[THE TASK]:
Retype all material exactly. Pictures stay out of the copy.

-- begin TASK INPUT --

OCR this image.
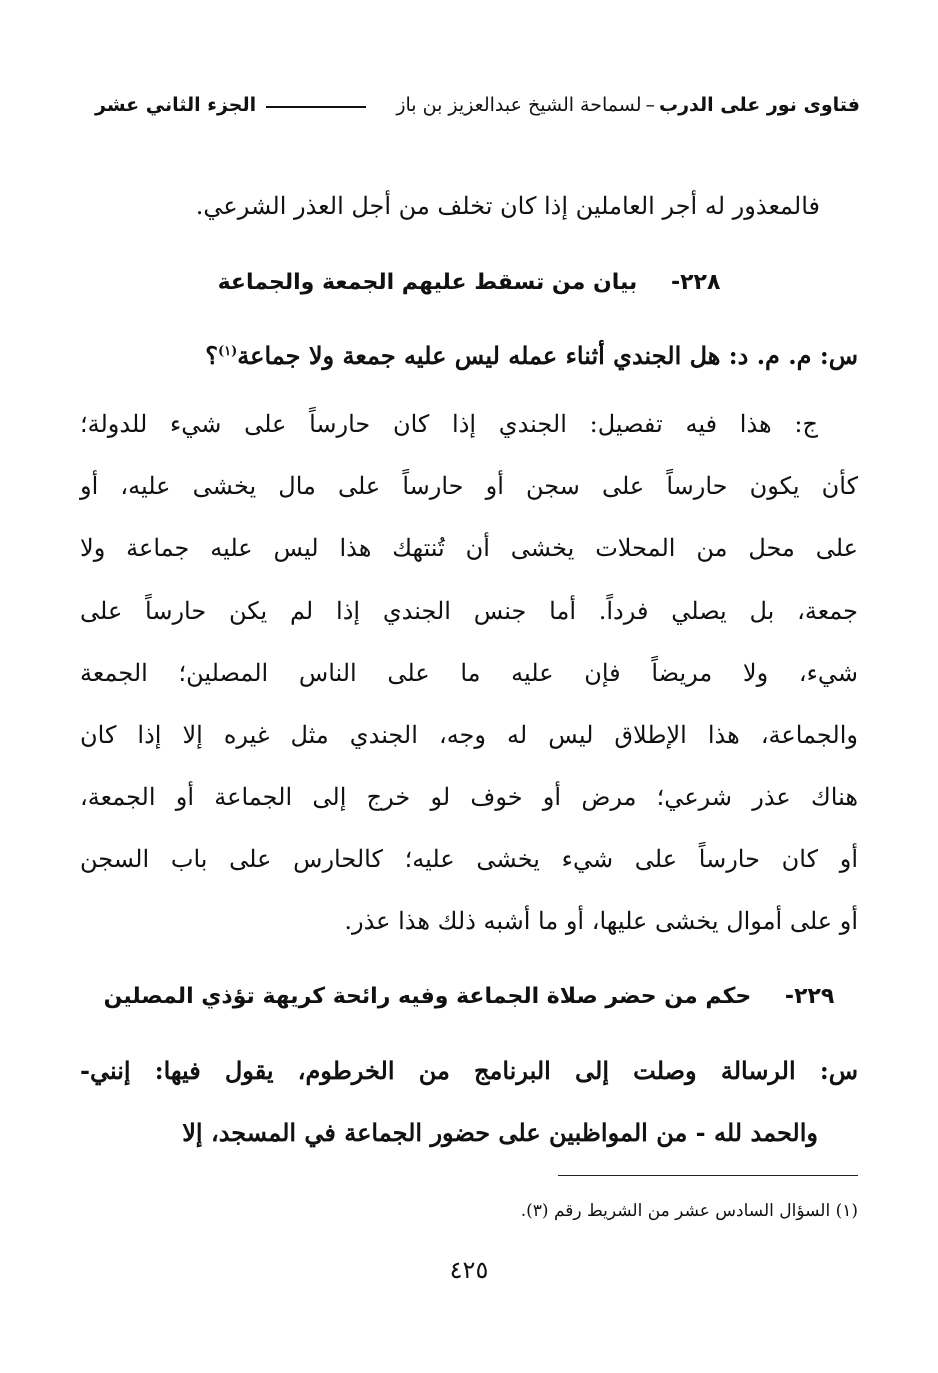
فتاوى نور على الدرب
–
لسماحة الشيخ عبدالعزيز بن باز
الجزء الثاني عشر
فالمعذور له أجر العاملين إذا كان تخلف من أجل العذر الشرعي.
٢٢٨- بيان من تسقط عليهم الجمعة والجماعة
س: م. م. د: هل الجندي أثناء عمله ليس عليه جمعة ولا جماعة$^{(١)}$؟
ج: هذا فيه تفصيل: الجندي إذا كان حارساً على شيء للدولة؛
كأن يكون حارساً على سجن أو حارساً على مال يخشى عليه، أو
على محل من المحلات يخشى أن تُنتهك هذا ليس عليه جماعة ولا
جمعة، بل يصلي فرداً. أما جنس الجندي إذا لم يكن حارساً على
شيء، ولا مريضاً فإن عليه ما على الناس المصلين؛ الجمعة
والجماعة، هذا الإطلاق ليس له وجه، الجندي مثل غيره إلا إذا كان
هناك عذر شرعي؛ مرض أو خوف لو خرج إلى الجماعة أو الجمعة،
أو كان حارساً على شيء يخشى عليه؛ كالحارس على باب السجن
أو على أموال يخشى عليها، أو ما أشبه ذلك هذا عذر.
٢٢٩- حكم من حضر صلاة الجماعة وفيه رائحة كريهة تؤذي المصلين
س: الرسالة وصلت إلى البرنامج من الخرطوم، يقول فيها: إنني-
والحمد لله - من المواظبين على حضور الجماعة في المسجد، إلا
(١) السؤال السادس عشر من الشريط رقم (٣).
٤٢٥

-- end TASK INPUT --

[WORKED ANSWER]:
OCR this image.
فتاوى نور على الدرب
–
لسماحة الشيخ عبدالعزيز بن باز
الجزء الثاني عشر
فالمعذور له أجر العاملين إذا كان تخلف من أجل العذر الشرعي.
٢٢٨- بيان من تسقط عليهم الجمعة والجماعة
س: م. م. د: هل الجندي أثناء عمله ليس عليه جمعة ولا جماعة$^{(١)}$؟
ج: هذا فيه تفصيل: الجندي إذا كان حارساً على شيء للدولة؛
كأن يكون حارساً على سجن أو حارساً على مال يخشى عليه، أو
على محل من المحلات يخشى أن تُنتهك هذا ليس عليه جماعة ولا
جمعة، بل يصلي فرداً. أما جنس الجندي إذا لم يكن حارساً على
شيء، ولا مريضاً فإن عليه ما على الناس المصلين؛ الجمعة
والجماعة، هذا الإطلاق ليس له وجه، الجندي مثل غيره إلا إذا كان
هناك عذر شرعي؛ مرض أو خوف لو خرج إلى الجماعة أو الجمعة،
أو كان حارساً على شيء يخشى عليه؛ كالحارس على باب السجن
أو على أموال يخشى عليها، أو ما أشبه ذلك هذا عذر.
٢٢٩- حكم من حضر صلاة الجماعة وفيه رائحة كريهة تؤذي المصلين
س: الرسالة وصلت إلى البرنامج من الخرطوم، يقول فيها: إنني-
والحمد لله - من المواظبين على حضور الجماعة في المسجد، إلا
(١) السؤال السادس عشر من الشريط رقم (٣).
٤٢٥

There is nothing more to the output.